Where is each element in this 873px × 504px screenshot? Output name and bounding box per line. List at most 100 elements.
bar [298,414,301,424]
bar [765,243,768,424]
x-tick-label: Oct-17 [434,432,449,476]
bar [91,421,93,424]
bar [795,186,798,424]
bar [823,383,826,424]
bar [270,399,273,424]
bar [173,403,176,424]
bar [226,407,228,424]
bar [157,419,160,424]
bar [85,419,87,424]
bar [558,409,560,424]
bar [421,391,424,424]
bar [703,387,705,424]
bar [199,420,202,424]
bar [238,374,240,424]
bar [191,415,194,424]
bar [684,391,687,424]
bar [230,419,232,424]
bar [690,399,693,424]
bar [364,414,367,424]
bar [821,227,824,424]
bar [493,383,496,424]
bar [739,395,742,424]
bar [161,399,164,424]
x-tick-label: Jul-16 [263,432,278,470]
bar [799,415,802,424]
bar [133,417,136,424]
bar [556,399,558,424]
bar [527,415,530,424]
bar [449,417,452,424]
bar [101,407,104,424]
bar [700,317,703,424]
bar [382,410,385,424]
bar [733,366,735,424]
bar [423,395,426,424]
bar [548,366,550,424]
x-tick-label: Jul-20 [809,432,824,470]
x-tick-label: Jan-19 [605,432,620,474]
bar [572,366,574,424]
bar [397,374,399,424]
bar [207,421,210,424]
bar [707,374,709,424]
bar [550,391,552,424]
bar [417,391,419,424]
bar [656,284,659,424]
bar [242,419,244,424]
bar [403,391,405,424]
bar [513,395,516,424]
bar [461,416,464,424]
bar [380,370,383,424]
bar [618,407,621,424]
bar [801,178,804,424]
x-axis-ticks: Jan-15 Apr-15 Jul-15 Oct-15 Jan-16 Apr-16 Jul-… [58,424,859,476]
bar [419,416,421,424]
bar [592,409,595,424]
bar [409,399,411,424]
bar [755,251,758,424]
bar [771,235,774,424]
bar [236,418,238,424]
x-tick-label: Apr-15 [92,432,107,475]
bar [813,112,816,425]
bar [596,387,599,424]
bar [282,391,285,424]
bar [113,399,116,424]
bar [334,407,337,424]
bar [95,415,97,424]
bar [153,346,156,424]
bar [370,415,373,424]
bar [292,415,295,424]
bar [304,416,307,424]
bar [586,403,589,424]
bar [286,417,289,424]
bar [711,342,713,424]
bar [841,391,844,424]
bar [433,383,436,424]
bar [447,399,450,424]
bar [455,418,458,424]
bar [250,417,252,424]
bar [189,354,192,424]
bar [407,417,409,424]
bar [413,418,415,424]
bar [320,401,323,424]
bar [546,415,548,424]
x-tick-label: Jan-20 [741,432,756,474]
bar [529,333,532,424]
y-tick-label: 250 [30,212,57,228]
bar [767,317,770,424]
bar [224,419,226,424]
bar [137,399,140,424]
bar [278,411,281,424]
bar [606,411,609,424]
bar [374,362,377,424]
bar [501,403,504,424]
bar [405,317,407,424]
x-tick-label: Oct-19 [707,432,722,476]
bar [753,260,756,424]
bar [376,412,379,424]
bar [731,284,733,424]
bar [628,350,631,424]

********************

Report how many lines of the listing contain the string "label". Give only the number.

**TASK OUTPUT**
8